# EXERCISE REQUIREMENTS:
Send back the entries below exactly as they appear.

# TASK DATA:

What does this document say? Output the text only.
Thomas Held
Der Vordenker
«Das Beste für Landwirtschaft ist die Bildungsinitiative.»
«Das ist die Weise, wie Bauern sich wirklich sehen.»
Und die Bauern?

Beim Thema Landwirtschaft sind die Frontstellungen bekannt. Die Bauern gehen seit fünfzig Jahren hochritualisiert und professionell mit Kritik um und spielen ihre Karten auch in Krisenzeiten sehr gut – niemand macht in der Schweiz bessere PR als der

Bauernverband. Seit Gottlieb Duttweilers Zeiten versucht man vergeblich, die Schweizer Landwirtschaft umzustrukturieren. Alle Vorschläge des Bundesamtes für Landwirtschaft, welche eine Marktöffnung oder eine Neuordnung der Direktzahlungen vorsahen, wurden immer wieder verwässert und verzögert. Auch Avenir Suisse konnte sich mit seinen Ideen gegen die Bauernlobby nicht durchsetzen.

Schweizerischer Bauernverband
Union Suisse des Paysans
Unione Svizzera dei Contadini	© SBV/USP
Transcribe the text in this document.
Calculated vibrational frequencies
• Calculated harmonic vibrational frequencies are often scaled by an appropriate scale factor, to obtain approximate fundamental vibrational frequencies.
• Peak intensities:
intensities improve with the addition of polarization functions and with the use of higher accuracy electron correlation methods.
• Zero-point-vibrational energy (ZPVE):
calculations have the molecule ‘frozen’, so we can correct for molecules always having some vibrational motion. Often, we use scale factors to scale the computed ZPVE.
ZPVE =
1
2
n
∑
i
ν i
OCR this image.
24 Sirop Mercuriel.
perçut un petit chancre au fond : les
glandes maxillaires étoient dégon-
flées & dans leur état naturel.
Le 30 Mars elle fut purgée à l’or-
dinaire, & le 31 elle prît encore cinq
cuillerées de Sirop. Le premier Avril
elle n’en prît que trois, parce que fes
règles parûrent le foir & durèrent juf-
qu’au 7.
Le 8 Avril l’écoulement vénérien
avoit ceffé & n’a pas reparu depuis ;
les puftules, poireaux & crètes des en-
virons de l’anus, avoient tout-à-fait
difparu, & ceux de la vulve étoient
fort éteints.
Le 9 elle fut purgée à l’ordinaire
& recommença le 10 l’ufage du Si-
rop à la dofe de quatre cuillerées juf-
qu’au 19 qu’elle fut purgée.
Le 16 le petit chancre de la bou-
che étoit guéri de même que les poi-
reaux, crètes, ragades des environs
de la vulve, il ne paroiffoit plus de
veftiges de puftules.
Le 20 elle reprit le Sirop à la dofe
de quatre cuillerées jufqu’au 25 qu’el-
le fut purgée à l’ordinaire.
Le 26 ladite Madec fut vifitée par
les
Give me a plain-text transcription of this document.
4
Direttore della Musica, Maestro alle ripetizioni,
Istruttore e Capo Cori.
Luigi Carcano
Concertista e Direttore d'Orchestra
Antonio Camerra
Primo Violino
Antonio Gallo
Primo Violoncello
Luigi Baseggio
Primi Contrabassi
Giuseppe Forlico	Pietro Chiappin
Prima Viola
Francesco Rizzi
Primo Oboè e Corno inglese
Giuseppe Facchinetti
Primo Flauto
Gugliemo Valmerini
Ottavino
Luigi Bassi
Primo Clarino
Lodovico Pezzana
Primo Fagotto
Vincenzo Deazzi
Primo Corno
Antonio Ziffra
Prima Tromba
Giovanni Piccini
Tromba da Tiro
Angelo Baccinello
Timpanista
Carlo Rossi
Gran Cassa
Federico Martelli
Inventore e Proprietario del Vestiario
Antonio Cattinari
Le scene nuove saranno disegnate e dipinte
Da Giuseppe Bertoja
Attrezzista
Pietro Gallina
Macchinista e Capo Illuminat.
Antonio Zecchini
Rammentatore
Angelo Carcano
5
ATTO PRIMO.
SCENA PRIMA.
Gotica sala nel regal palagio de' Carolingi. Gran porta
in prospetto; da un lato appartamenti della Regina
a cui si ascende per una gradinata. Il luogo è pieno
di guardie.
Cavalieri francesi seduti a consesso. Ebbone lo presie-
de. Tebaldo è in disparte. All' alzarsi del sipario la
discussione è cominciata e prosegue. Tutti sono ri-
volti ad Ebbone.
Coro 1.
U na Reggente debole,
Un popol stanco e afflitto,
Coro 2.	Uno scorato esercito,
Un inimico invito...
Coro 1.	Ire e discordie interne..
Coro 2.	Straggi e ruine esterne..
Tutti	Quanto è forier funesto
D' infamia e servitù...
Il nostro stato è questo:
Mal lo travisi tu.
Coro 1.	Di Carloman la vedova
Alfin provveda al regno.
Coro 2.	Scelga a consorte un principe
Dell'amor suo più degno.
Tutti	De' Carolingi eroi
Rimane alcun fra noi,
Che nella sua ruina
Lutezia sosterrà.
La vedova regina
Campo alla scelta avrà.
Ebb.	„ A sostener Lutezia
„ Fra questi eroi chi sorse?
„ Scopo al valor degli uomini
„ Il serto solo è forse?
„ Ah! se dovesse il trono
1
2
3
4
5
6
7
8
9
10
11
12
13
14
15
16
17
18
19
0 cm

# THE RESPONSE:
What does this document say? Output the text only.
Thomas Held
Der Vordenker
«Das Beste für Landwirtschaft ist die Bildungsinitiative.»
«Das ist die Weise, wie Bauern sich wirklich sehen.»
Und die Bauern?

Beim Thema Landwirtschaft sind die Frontstellungen bekannt. Die Bauern gehen seit fünfzig Jahren hochritualisiert und professionell mit Kritik um und spielen ihre Karten auch in Krisenzeiten sehr gut – niemand macht in der Schweiz bessere PR als der

Bauernverband. Seit Gottlieb Duttweilers Zeiten versucht man vergeblich, die Schweizer Landwirtschaft umzustrukturieren. Alle Vorschläge des Bundesamtes für Landwirtschaft, welche eine Marktöffnung oder eine Neuordnung der Direktzahlungen vorsahen, wurden immer wieder verwässert und verzögert. Auch Avenir Suisse konnte sich mit seinen Ideen gegen die Bauernlobby nicht durchsetzen.

Schweizerischer Bauernverband
Union Suisse des Paysans
Unione Svizzera dei Contadini	© SBV/USP
Transcribe the text in this document.
Calculated vibrational frequencies
• Calculated harmonic vibrational frequencies are often scaled by an appropriate scale factor, to obtain approximate fundamental vibrational frequencies.
• Peak intensities:
intensities improve with the addition of polarization functions and with the use of higher accuracy electron correlation methods.
• Zero-point-vibrational energy (ZPVE):
calculations have the molecule ‘frozen’, so we can correct for molecules always having some vibrational motion. Often, we use scale factors to scale the computed ZPVE.
ZPVE =
1
2
n
∑
i
ν i
OCR this image.
24 Sirop Mercuriel.
perçut un petit chancre au fond : les
glandes maxillaires étoient dégon-
flées & dans leur état naturel.
Le 30 Mars elle fut purgée à l’or-
dinaire, & le 31 elle prît encore cinq
cuillerées de Sirop. Le premier Avril
elle n’en prît que trois, parce que fes
règles parûrent le foir & durèrent juf-
qu’au 7.
Le 8 Avril l’écoulement vénérien
avoit ceffé & n’a pas reparu depuis ;
les puftules, poireaux & crètes des en-
virons de l’anus, avoient tout-à-fait
difparu, & ceux de la vulve étoient
fort éteints.
Le 9 elle fut purgée à l’ordinaire
& recommença le 10 l’ufage du Si-
rop à la dofe de quatre cuillerées juf-
qu’au 19 qu’elle fut purgée.
Le 16 le petit chancre de la bou-
che étoit guéri de même que les poi-
reaux, crètes, ragades des environs
de la vulve, il ne paroiffoit plus de
veftiges de puftules.
Le 20 elle reprit le Sirop à la dofe
de quatre cuillerées jufqu’au 25 qu’el-
le fut purgée à l’ordinaire.
Le 26 ladite Madec fut vifitée par
les
Give me a plain-text transcription of this document.
4
Direttore della Musica, Maestro alle ripetizioni,
Istruttore e Capo Cori.
Luigi Carcano
Concertista e Direttore d'Orchestra
Antonio Camerra
Primo Violino
Antonio Gallo
Primo Violoncello
Luigi Baseggio
Primi Contrabassi
Giuseppe Forlico	Pietro Chiappin
Prima Viola
Francesco Rizzi
Primo Oboè e Corno inglese
Giuseppe Facchinetti
Primo Flauto
Gugliemo Valmerini
Ottavino
Luigi Bassi
Primo Clarino
Lodovico Pezzana
Primo Fagotto
Vincenzo Deazzi
Primo Corno
Antonio Ziffra
Prima Tromba
Giovanni Piccini
Tromba da Tiro
Angelo Baccinello
Timpanista
Carlo Rossi
Gran Cassa
Federico Martelli
Inventore e Proprietario del Vestiario
Antonio Cattinari
Le scene nuove saranno disegnate e dipinte
Da Giuseppe Bertoja
Attrezzista
Pietro Gallina
Macchinista e Capo Illuminat.
Antonio Zecchini
Rammentatore
Angelo Carcano
5
ATTO PRIMO.
SCENA PRIMA.
Gotica sala nel regal palagio de' Carolingi. Gran porta
in prospetto; da un lato appartamenti della Regina
a cui si ascende per una gradinata. Il luogo è pieno
di guardie.
Cavalieri francesi seduti a consesso. Ebbone lo presie-
de. Tebaldo è in disparte. All' alzarsi del sipario la
discussione è cominciata e prosegue. Tutti sono ri-
volti ad Ebbone.
Coro 1.
U na Reggente debole,
Un popol stanco e afflitto,
Coro 2.	Uno scorato esercito,
Un inimico invito...
Coro 1.	Ire e discordie interne..
Coro 2.	Straggi e ruine esterne..
Tutti	Quanto è forier funesto
D' infamia e servitù...
Il nostro stato è questo:
Mal lo travisi tu.
Coro 1.	Di Carloman la vedova
Alfin provveda al regno.
Coro 2.	Scelga a consorte un principe
Dell'amor suo più degno.
Tutti	De' Carolingi eroi
Rimane alcun fra noi,
Che nella sua ruina
Lutezia sosterrà.
La vedova regina
Campo alla scelta avrà.
Ebb.	„ A sostener Lutezia
„ Fra questi eroi chi sorse?
„ Scopo al valor degli uomini
„ Il serto solo è forse?
„ Ah! se dovesse il trono
1
2
3
4
5
6
7
8
9
10
11
12
13
14
15
16
17
18
19
0 cm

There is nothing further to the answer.